▶ _DESCRIPTION OF THE TASK_: Track down the lines that contain "chapter" and copy them.

::::::::::

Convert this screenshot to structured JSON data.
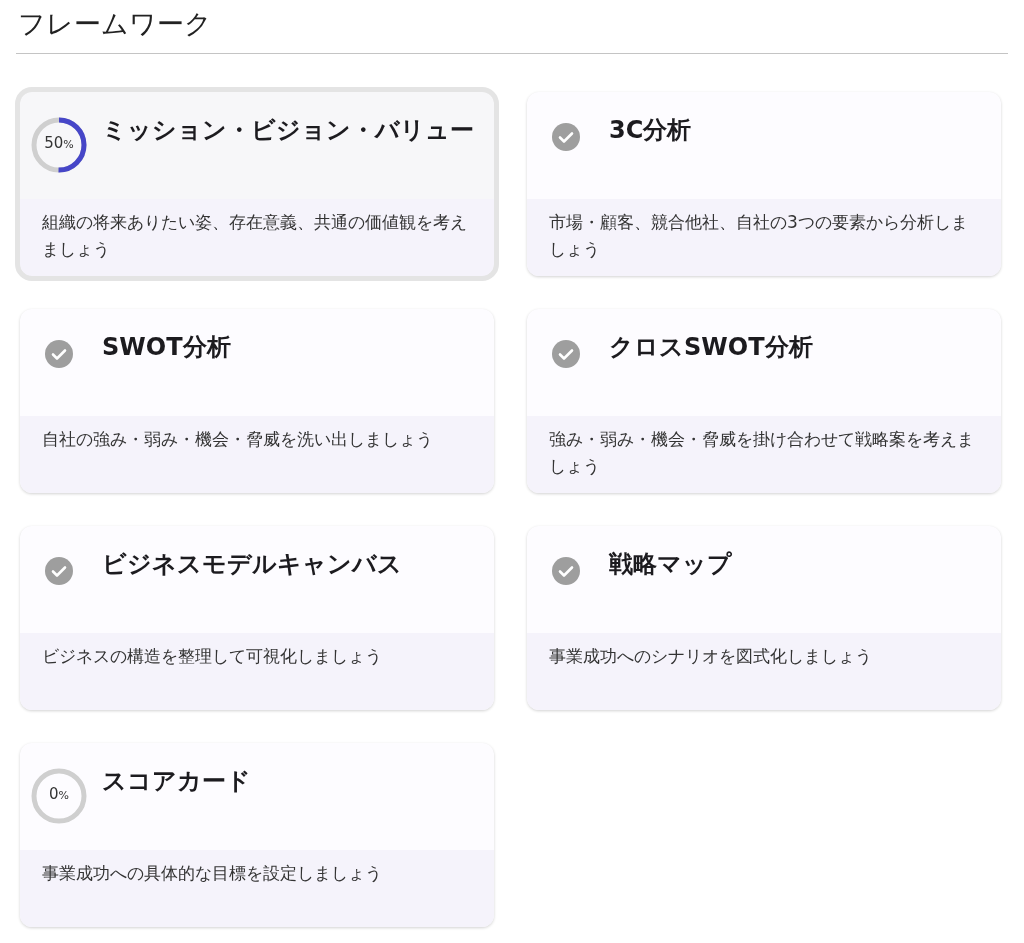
{
  "page_title": "フレームワーク",
  "cards": [
    {
      "kind": "progress",
      "level": 0.5,
      "reading": "50",
      "unit": "%",
      "title": "ミッション・ビジョン・バリュー",
      "description": "組織の将来ありたい姿、存在意義、共通の価値観を考えましょう",
      "selected": true
    },
    {
      "kind": "done",
      "title": "3C分析",
      "description": "市場・顧客、競合他社、自社の3つの要素から分析しましょう",
      "selected": false
    },
    {
      "kind": "done",
      "title": "SWOT分析",
      "description": "自社の強み・弱み・機会・脅威を洗い出しましょう",
      "selected": false
    },
    {
      "kind": "done",
      "title": "クロスSWOT分析",
      "description": "強み・弱み・機会・脅威を掛け合わせて戦略案を考えましょう",
      "selected": false
    },
    {
      "kind": "done",
      "title": "ビジネスモデルキャンバス",
      "description": "ビジネスの構造を整理して可視化しましょう",
      "selected": false
    },
    {
      "kind": "done",
      "title": "戦略マップ",
      "description": "事業成功へのシナリオを図式化しましょう",
      "selected": false
    },
    {
      "kind": "progress",
      "level": 0,
      "reading": "0",
      "unit": "%",
      "title": "スコアカード",
      "description": "事業成功への具体的な目標を設定しましょう",
      "selected": false
    }
  ]
}
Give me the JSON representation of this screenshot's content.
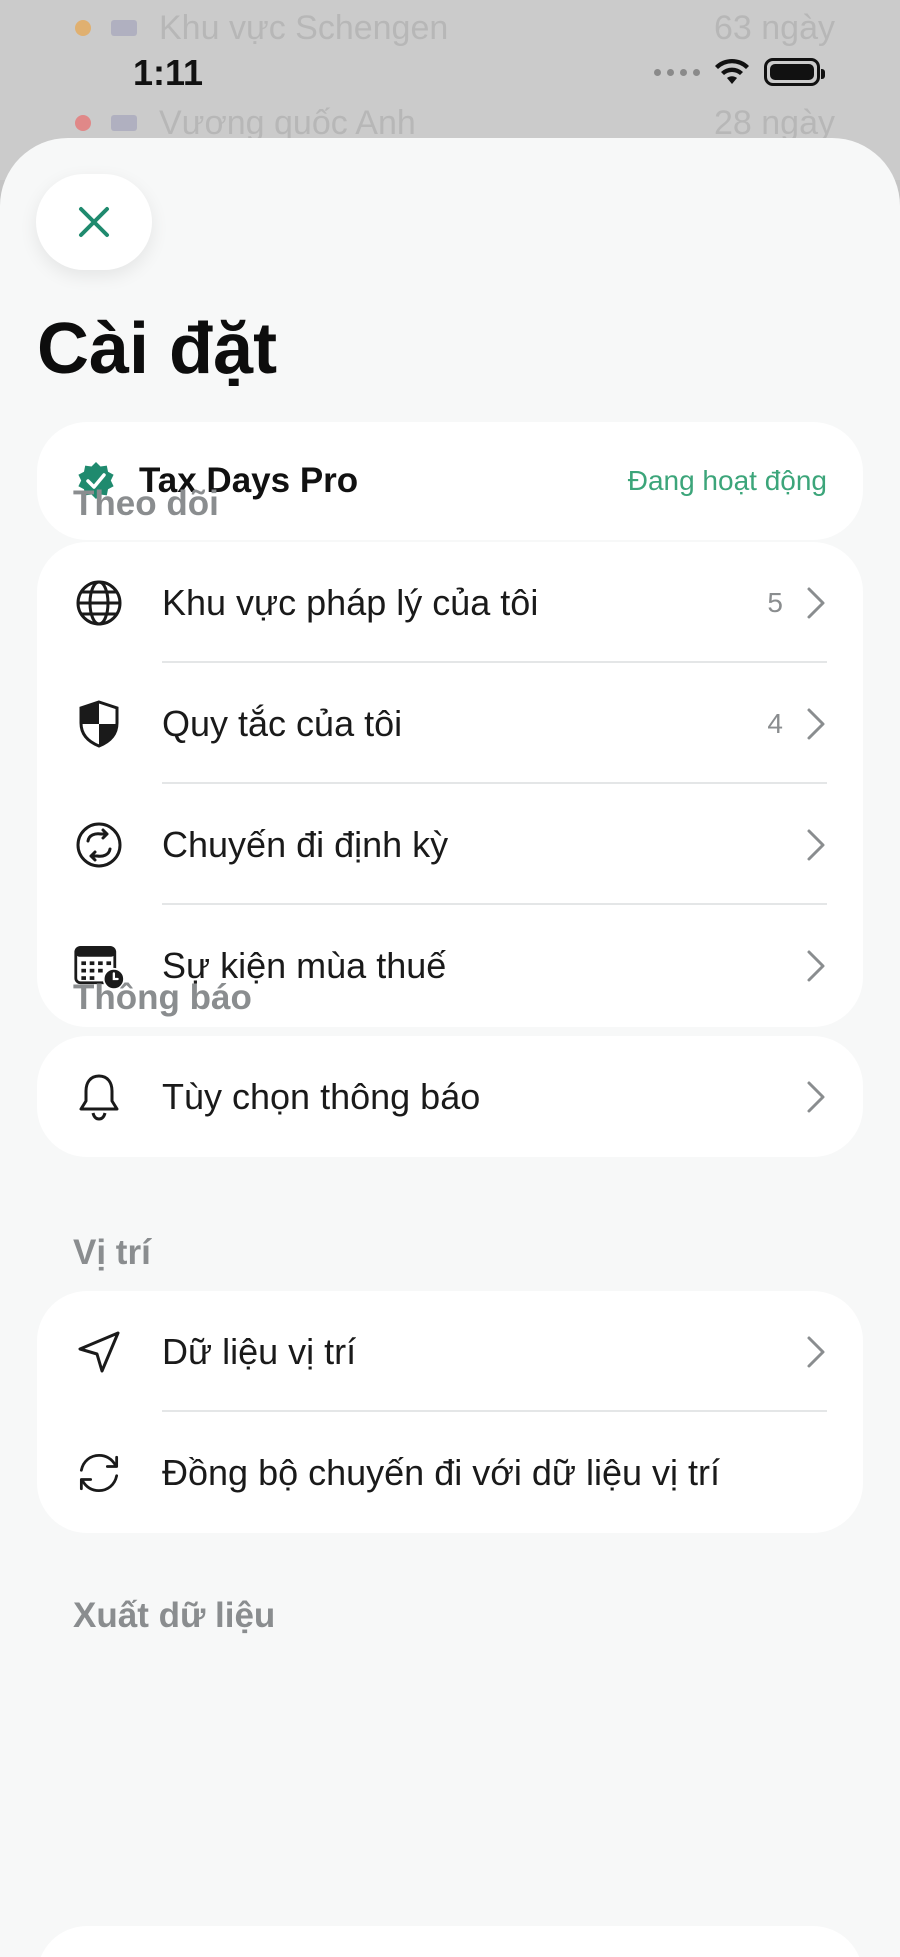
{
  "background": {
    "rows": [
      {
        "label": "Khu vực Schengen",
        "value": "63 ngày",
        "dot_color": "#d9a960"
      },
      {
        "label": "Vương quốc Anh",
        "value": "28 ngày",
        "dot_color": "#d98080"
      }
    ]
  },
  "status_bar": {
    "time": "1:11",
    "icons": [
      "signal-icon",
      "wifi-icon",
      "battery-icon"
    ]
  },
  "sheet": {
    "close_icon": "close-icon",
    "title": "Cài đặt",
    "pro": {
      "icon": "verified-badge-icon",
      "name": "Tax Days Pro",
      "status": "Đang hoạt động"
    },
    "sections": {
      "tracking": {
        "label": "Theo dõi",
        "items": [
          {
            "icon": "globe-icon",
            "label": "Khu vực pháp lý của tôi",
            "count": "5"
          },
          {
            "icon": "shield-icon",
            "label": "Quy tắc của tôi",
            "count": "4"
          },
          {
            "icon": "repeat-icon",
            "label": "Chuyến đi định kỳ",
            "count": ""
          },
          {
            "icon": "calendar-clock-icon",
            "label": "Sự kiện mùa thuế",
            "count": ""
          }
        ]
      },
      "notifications": {
        "label": "Thông báo",
        "items": [
          {
            "icon": "bell-icon",
            "label": "Tùy chọn thông báo"
          }
        ]
      },
      "location": {
        "label": "Vị trí",
        "items": [
          {
            "icon": "location-arrow-icon",
            "label": "Dữ liệu vị trí"
          },
          {
            "icon": "sync-icon",
            "label": "Đồng bộ chuyến đi với dữ liệu vị trí"
          }
        ]
      },
      "export": {
        "label": "Xuất dữ liệu"
      }
    }
  },
  "colors": {
    "accent": "#1f8a6e",
    "status_green": "#3ca57a",
    "section_gray": "#8a8d8f"
  }
}
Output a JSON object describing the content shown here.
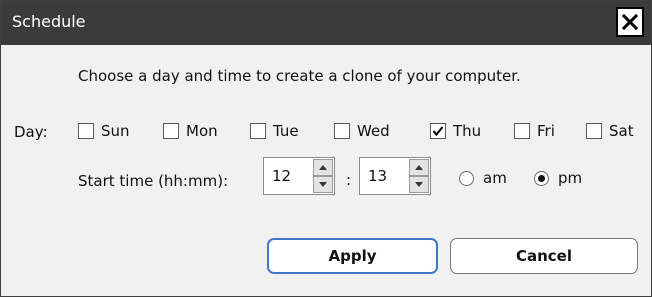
{
  "window": {
    "title": "Schedule",
    "close_icon": "close-icon"
  },
  "instruction": "Choose a day and time to create a clone of your computer.",
  "day": {
    "label": "Day:",
    "options": [
      {
        "label": "Sun",
        "checked": false
      },
      {
        "label": "Mon",
        "checked": false
      },
      {
        "label": "Tue",
        "checked": false
      },
      {
        "label": "Wed",
        "checked": false
      },
      {
        "label": "Thu",
        "checked": true
      },
      {
        "label": "Fri",
        "checked": false
      },
      {
        "label": "Sat",
        "checked": false
      }
    ]
  },
  "start_time": {
    "label": "Start time (hh:mm):",
    "hours": "12",
    "separator": ":",
    "minutes": "13",
    "period_options": [
      {
        "label": "am",
        "selected": false
      },
      {
        "label": "pm",
        "selected": true
      }
    ]
  },
  "buttons": {
    "apply": "Apply",
    "cancel": "Cancel"
  },
  "colors": {
    "titlebar": "#3b3b3b",
    "apply_border": "#3f78c9",
    "background": "#f1f1f1"
  }
}
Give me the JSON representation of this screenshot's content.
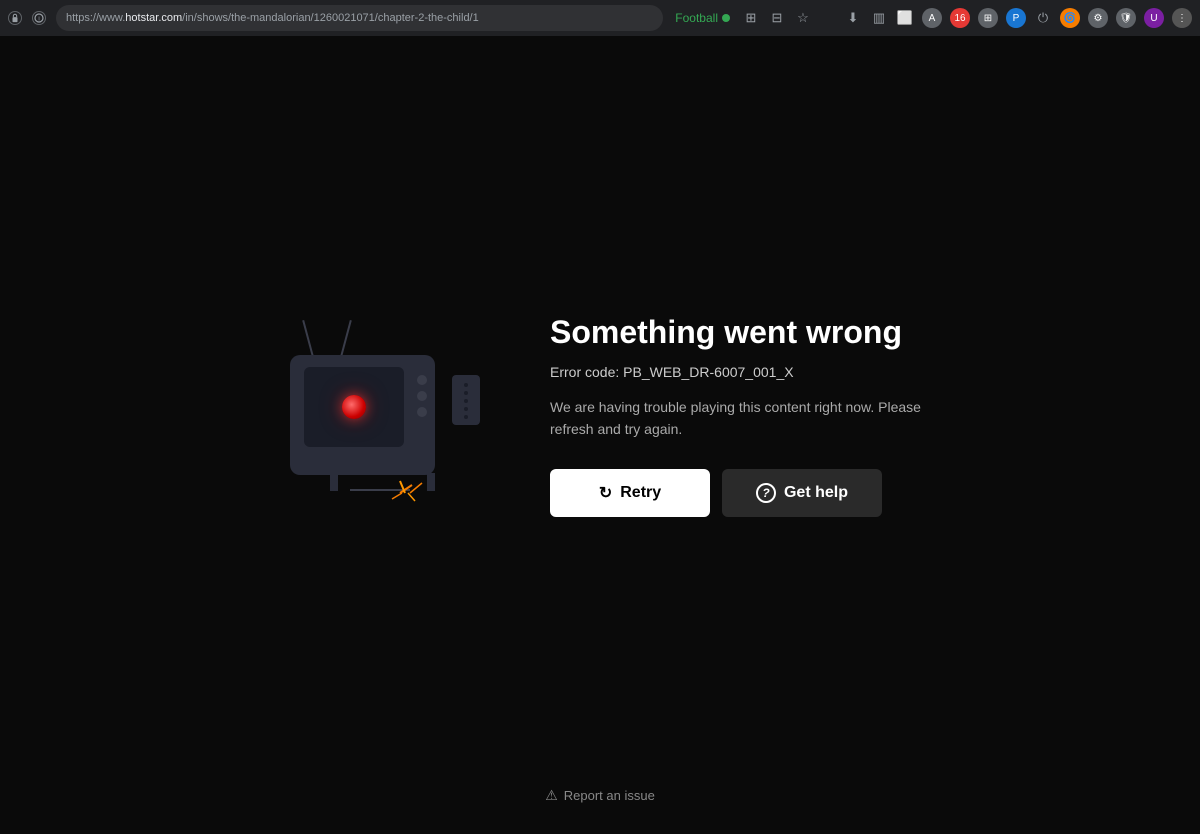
{
  "browser": {
    "url_prefix": "https://www.hotstar.com/in/shows/the-mandalorian/1260021071/chapter-2-the-child/1",
    "url_display_base": "hotstar.com",
    "url_display_full": "https://www.hotstar.com/in/shows/the-mandalorian/1260021071/chapter-2-the-child/1",
    "football_label": "Football",
    "football_dot_color": "#34a853"
  },
  "error_page": {
    "title": "Something went wrong",
    "error_code_label": "Error code: PB_WEB_DR-6007_001_X",
    "description": "We are having trouble playing this content right now. Please refresh and try again.",
    "retry_button": "Retry",
    "help_button": "Get help",
    "report_label": "Report an issue"
  },
  "colors": {
    "background": "#0a0a0a",
    "browser_bg": "#202124",
    "address_bar_bg": "#303134",
    "tv_body": "#2a2d3a",
    "tv_screen": "#1a1d28",
    "red_dot": "#cc0000",
    "retry_btn_bg": "#ffffff",
    "retry_btn_text": "#000000",
    "help_btn_bg": "#2a2a2a",
    "help_btn_text": "#ffffff"
  }
}
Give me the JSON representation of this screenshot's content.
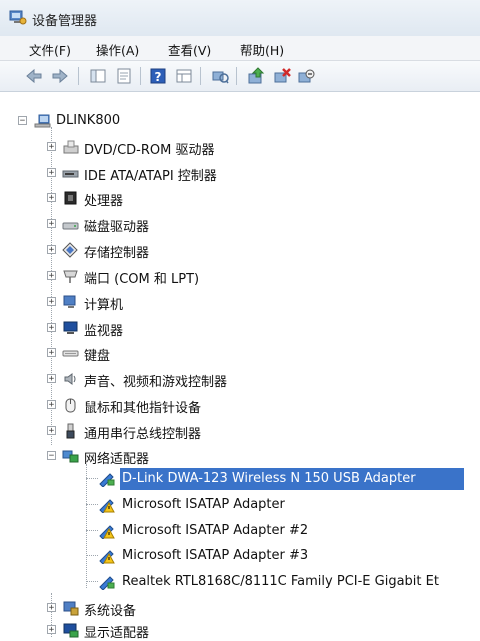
{
  "window": {
    "title": "设备管理器"
  },
  "menu": [
    {
      "id": "file",
      "label": "文件(F)"
    },
    {
      "id": "action",
      "label": "操作(A)"
    },
    {
      "id": "view",
      "label": "查看(V)"
    },
    {
      "id": "help",
      "label": "帮助(H)"
    }
  ],
  "toolbar": {
    "buttons": [
      "back-icon",
      "forward-icon",
      "console-tree-icon",
      "properties-icon",
      "help-icon",
      "view-icon",
      "scan-hardware-icon",
      "update-driver-icon",
      "uninstall-icon",
      "disable-icon"
    ]
  },
  "tree": {
    "root": {
      "label": "DLINK800",
      "icon": "computer-icon"
    },
    "categories": [
      {
        "label": "DVD/CD-ROM 驱动器",
        "icon": "dvd-drive-icon",
        "expanded": false
      },
      {
        "label": "IDE ATA/ATAPI 控制器",
        "icon": "ide-controller-icon",
        "expanded": false
      },
      {
        "label": "处理器",
        "icon": "processor-icon",
        "expanded": false
      },
      {
        "label": "磁盘驱动器",
        "icon": "disk-drive-icon",
        "expanded": false
      },
      {
        "label": "存储控制器",
        "icon": "storage-controller-icon",
        "expanded": false
      },
      {
        "label": "端口 (COM 和 LPT)",
        "icon": "port-icon",
        "expanded": false
      },
      {
        "label": "计算机",
        "icon": "computer-category-icon",
        "expanded": false
      },
      {
        "label": "监视器",
        "icon": "monitor-icon",
        "expanded": false
      },
      {
        "label": "键盘",
        "icon": "keyboard-icon",
        "expanded": false
      },
      {
        "label": "声音、视频和游戏控制器",
        "icon": "sound-icon",
        "expanded": false
      },
      {
        "label": "鼠标和其他指针设备",
        "icon": "mouse-icon",
        "expanded": false
      },
      {
        "label": "通用串行总线控制器",
        "icon": "usb-icon",
        "expanded": false
      },
      {
        "label": "网络适配器",
        "icon": "network-adapter-icon",
        "expanded": true
      }
    ],
    "network_devices": [
      {
        "label": "D-Link DWA-123 Wireless N 150 USB Adapter",
        "selected": true
      },
      {
        "label": "Microsoft ISATAP Adapter",
        "selected": false
      },
      {
        "label": "Microsoft ISATAP Adapter #2",
        "selected": false
      },
      {
        "label": "Microsoft ISATAP Adapter #3",
        "selected": false
      },
      {
        "label": "Realtek RTL8168C/8111C Family PCI-E Gigabit Et",
        "selected": false
      }
    ],
    "after_categories": [
      {
        "label": "系统设备",
        "icon": "system-devices-icon",
        "expanded": false
      },
      {
        "label": "显示适配器",
        "icon": "display-adapter-icon",
        "expanded": false
      }
    ]
  },
  "colors": {
    "selection": "#3a73c9",
    "selection_text": "#ffffff"
  }
}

::::::::::

▶ _CORRECT OUTPUT_:
    "url_prefix": "https://www.hotstar.com/in/shows/the-mandalorian/1260021071/chapter-2-the-child/1",
    "url_display_full": "https://www.hotstar.com/in/shows/the-mandalorian/1260021071/chapter-2-the-child/1",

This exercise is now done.